:: Given request ::
Compute how many lines in the entries below contain "hatására", and output nothing but the number.

Dataset rows
++++++++++
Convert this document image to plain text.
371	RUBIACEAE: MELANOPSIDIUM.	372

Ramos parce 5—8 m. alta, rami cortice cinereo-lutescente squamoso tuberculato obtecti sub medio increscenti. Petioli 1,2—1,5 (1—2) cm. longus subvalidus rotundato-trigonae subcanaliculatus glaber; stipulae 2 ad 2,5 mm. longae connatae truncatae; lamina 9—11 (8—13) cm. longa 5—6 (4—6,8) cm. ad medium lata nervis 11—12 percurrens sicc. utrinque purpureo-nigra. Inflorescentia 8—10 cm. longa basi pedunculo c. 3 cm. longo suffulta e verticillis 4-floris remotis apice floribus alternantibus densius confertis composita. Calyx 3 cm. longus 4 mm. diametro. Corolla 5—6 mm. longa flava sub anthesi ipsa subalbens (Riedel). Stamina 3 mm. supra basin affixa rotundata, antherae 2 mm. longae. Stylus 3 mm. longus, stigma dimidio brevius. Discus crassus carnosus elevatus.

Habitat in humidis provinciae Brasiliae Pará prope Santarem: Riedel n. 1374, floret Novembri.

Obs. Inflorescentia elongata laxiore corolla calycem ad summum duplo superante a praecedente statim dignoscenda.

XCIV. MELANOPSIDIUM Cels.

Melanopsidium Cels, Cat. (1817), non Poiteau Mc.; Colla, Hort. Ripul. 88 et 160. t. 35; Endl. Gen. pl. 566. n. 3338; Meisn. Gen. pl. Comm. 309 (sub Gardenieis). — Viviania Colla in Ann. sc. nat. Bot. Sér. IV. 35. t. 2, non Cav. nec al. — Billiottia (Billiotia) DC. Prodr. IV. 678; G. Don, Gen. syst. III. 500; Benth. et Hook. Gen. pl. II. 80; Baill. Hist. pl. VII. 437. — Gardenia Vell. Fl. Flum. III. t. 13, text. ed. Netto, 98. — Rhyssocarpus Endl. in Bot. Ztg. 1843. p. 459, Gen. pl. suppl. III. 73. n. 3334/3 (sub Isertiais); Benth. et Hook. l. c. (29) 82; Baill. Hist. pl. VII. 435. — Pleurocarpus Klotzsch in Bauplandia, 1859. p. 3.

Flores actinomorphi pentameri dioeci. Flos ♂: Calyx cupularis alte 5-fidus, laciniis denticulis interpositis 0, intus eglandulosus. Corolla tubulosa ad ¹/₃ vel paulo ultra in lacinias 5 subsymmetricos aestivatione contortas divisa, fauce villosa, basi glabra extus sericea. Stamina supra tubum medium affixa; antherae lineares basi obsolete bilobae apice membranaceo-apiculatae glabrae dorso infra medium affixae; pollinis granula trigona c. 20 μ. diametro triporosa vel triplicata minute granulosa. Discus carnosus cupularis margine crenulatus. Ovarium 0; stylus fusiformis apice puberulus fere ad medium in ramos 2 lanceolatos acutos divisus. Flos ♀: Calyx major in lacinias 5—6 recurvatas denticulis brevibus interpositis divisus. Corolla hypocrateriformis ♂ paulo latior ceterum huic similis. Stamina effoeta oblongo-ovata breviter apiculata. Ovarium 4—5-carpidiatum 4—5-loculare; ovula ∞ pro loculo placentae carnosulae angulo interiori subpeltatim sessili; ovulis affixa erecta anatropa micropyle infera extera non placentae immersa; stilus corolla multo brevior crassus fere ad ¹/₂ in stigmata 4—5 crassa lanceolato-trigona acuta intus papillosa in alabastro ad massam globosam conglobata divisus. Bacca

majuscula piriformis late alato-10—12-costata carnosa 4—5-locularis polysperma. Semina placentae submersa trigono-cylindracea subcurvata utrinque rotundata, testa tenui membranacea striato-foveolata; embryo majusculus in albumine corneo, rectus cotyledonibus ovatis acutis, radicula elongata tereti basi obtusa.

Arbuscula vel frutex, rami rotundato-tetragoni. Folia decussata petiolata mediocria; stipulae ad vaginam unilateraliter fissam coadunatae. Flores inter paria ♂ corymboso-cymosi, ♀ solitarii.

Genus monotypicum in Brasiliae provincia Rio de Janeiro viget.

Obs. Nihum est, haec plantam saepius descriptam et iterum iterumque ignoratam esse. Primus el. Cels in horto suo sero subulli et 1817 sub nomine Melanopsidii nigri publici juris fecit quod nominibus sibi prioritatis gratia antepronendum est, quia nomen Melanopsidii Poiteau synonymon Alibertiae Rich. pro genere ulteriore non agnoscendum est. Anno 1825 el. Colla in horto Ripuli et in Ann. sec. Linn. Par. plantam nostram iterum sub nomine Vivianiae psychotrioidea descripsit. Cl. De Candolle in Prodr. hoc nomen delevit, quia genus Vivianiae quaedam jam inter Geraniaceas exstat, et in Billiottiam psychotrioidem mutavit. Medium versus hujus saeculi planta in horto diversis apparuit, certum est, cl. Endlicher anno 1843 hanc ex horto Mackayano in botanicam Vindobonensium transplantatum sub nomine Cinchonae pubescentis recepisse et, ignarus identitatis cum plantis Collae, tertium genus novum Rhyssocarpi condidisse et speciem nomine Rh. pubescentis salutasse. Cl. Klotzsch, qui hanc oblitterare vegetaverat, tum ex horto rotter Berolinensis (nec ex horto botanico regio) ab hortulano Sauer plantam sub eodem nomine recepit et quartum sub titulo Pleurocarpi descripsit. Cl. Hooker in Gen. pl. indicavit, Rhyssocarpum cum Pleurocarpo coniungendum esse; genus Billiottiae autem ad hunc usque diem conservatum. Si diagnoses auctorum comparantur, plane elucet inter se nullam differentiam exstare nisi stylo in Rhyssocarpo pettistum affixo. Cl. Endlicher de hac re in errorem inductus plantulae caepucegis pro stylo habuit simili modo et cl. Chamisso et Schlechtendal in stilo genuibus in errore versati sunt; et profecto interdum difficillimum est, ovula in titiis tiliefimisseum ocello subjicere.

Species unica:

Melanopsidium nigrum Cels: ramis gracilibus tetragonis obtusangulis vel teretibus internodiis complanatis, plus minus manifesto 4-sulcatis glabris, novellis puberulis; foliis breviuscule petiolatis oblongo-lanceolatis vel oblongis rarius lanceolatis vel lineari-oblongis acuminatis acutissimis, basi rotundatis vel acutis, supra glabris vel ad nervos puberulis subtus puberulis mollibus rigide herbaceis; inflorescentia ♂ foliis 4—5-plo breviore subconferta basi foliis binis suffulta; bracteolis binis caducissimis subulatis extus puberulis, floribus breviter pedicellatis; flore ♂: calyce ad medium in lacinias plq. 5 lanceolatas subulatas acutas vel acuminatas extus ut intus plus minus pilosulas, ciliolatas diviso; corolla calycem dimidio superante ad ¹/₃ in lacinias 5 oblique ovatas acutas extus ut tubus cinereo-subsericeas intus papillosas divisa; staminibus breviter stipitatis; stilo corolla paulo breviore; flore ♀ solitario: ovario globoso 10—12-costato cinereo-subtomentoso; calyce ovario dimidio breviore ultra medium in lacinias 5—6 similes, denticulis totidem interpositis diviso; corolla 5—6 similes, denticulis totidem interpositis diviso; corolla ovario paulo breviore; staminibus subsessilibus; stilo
++++++++++
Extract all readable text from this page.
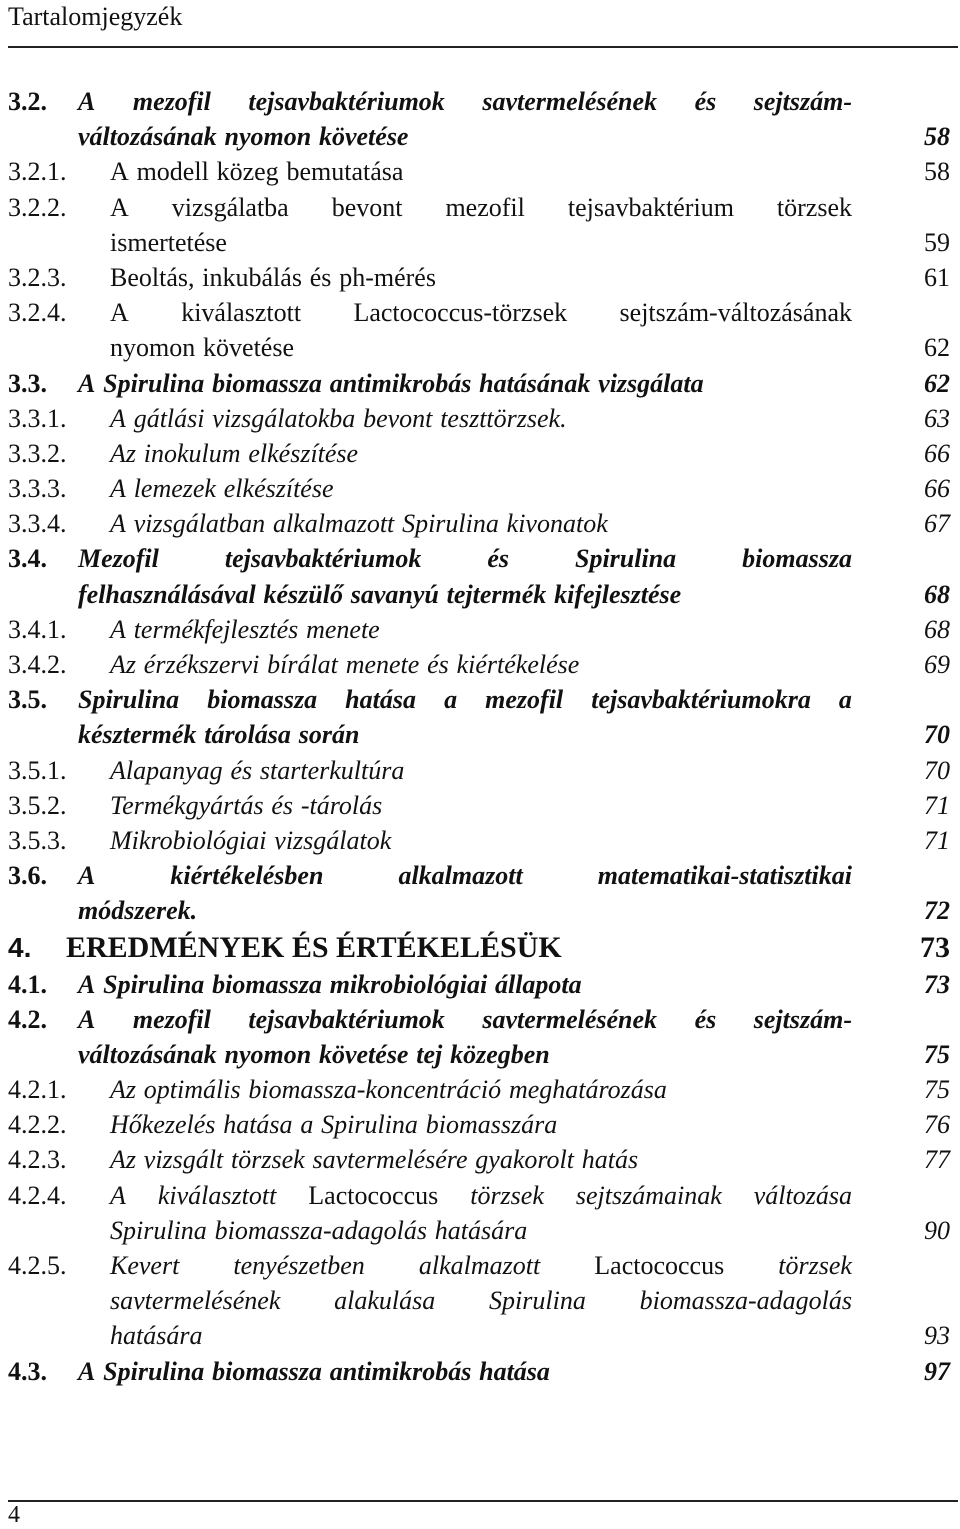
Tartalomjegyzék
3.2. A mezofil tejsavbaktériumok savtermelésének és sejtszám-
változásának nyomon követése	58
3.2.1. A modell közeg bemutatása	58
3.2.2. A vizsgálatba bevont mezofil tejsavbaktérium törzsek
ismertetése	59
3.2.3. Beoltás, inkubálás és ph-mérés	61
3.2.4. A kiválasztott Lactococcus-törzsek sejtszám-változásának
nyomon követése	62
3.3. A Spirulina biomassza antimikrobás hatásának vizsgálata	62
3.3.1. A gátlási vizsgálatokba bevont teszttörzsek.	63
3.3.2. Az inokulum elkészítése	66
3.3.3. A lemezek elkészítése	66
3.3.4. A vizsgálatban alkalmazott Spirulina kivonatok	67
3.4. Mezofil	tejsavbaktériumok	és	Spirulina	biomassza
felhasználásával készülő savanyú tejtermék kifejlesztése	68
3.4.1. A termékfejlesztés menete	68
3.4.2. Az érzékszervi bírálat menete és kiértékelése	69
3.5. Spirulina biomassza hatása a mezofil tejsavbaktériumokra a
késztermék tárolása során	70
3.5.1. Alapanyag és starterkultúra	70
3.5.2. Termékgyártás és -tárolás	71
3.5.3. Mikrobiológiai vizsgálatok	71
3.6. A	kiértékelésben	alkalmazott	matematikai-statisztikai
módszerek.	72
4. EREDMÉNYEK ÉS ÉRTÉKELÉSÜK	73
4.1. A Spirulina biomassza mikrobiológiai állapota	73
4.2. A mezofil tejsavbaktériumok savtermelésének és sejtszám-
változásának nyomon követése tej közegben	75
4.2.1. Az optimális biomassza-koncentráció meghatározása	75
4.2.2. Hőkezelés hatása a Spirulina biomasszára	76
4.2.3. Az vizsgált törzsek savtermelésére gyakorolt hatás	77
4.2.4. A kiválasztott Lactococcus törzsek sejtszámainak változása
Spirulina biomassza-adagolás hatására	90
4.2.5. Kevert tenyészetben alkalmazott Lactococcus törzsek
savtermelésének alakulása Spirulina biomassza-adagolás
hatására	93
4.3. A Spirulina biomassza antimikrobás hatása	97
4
++++++++++
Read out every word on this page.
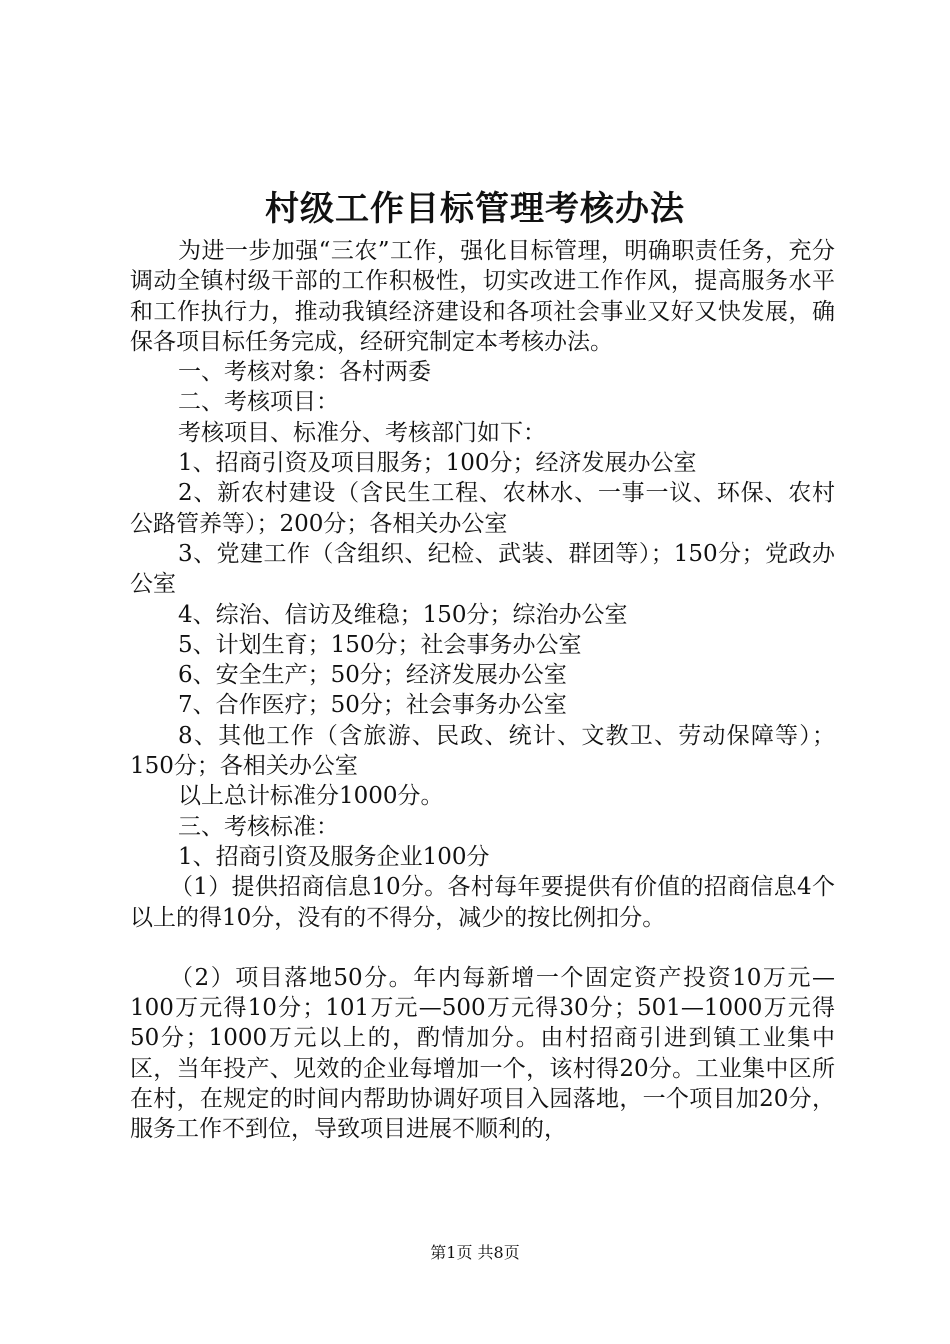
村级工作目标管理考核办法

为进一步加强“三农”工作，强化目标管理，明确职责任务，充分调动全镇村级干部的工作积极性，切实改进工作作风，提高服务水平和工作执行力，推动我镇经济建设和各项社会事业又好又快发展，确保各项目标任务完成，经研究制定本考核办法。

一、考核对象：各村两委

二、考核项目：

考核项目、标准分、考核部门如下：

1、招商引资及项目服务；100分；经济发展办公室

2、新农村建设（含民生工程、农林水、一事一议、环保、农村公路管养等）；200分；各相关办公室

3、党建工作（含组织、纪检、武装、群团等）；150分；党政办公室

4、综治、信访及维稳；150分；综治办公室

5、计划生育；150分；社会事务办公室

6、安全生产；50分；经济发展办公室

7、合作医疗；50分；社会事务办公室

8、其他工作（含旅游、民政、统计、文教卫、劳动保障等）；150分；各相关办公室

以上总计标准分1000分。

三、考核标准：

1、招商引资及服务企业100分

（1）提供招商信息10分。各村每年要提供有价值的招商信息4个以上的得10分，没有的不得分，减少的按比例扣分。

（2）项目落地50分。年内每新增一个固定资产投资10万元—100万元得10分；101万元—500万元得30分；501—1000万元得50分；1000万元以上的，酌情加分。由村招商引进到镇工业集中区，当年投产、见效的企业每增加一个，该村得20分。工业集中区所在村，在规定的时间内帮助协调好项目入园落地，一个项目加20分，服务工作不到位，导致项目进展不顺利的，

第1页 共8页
++++++++++
:: Task response ::
2